-- DATA SHOWN start --

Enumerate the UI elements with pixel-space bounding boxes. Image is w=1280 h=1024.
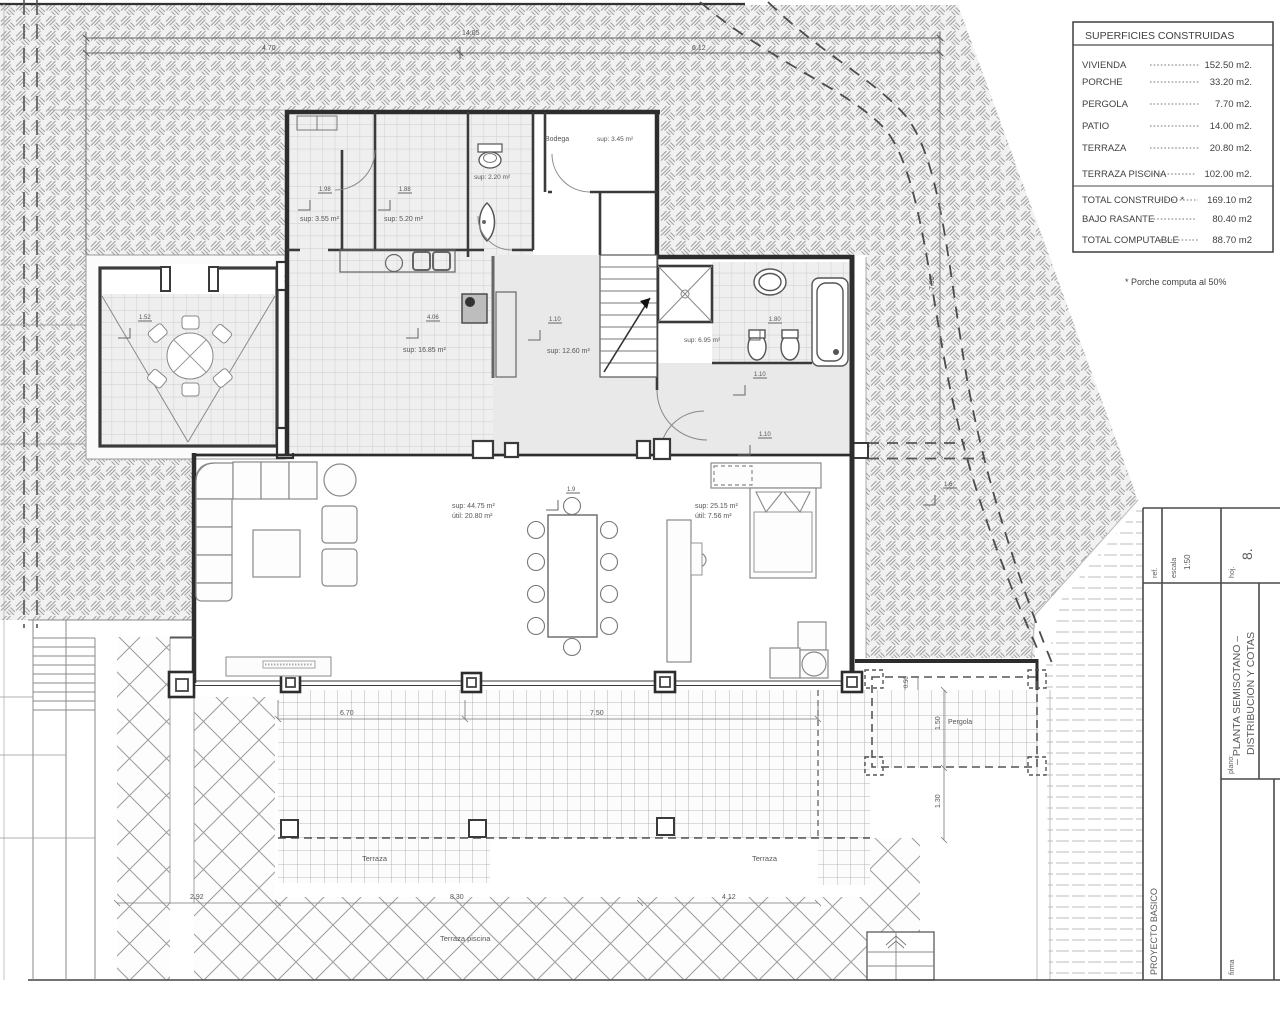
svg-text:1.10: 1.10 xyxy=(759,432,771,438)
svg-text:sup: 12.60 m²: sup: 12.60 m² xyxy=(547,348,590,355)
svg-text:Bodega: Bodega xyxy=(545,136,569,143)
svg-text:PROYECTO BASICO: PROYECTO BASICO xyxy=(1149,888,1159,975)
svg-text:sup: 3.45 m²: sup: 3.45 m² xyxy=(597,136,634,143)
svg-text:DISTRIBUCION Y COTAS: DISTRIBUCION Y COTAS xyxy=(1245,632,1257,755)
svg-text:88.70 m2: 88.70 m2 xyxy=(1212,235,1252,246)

-- DATA SHOWN end --

Rewrite the entries above with "Enumerate" swapped for "List", changing nothing else, and omit the pictures from your answer.

## EXERCISE RESPONSE
List the UI elements with pixel-space bounding boxes. Image is w=1280 h=1024.
svg-text:1.10: 1.10 xyxy=(759,432,771,438)
svg-text:sup: 12.60 m²: sup: 12.60 m² xyxy=(547,348,590,355)
svg-text:Bodega: Bodega xyxy=(545,136,569,143)
svg-text:PROYECTO BASICO: PROYECTO BASICO xyxy=(1149,888,1159,975)
svg-text:sup: 3.45 m²: sup: 3.45 m² xyxy=(597,136,634,143)
svg-text:DISTRIBUCION Y COTAS: DISTRIBUCION Y COTAS xyxy=(1245,632,1257,755)
svg-text:88.70 m2: 88.70 m2 xyxy=(1212,235,1252,246)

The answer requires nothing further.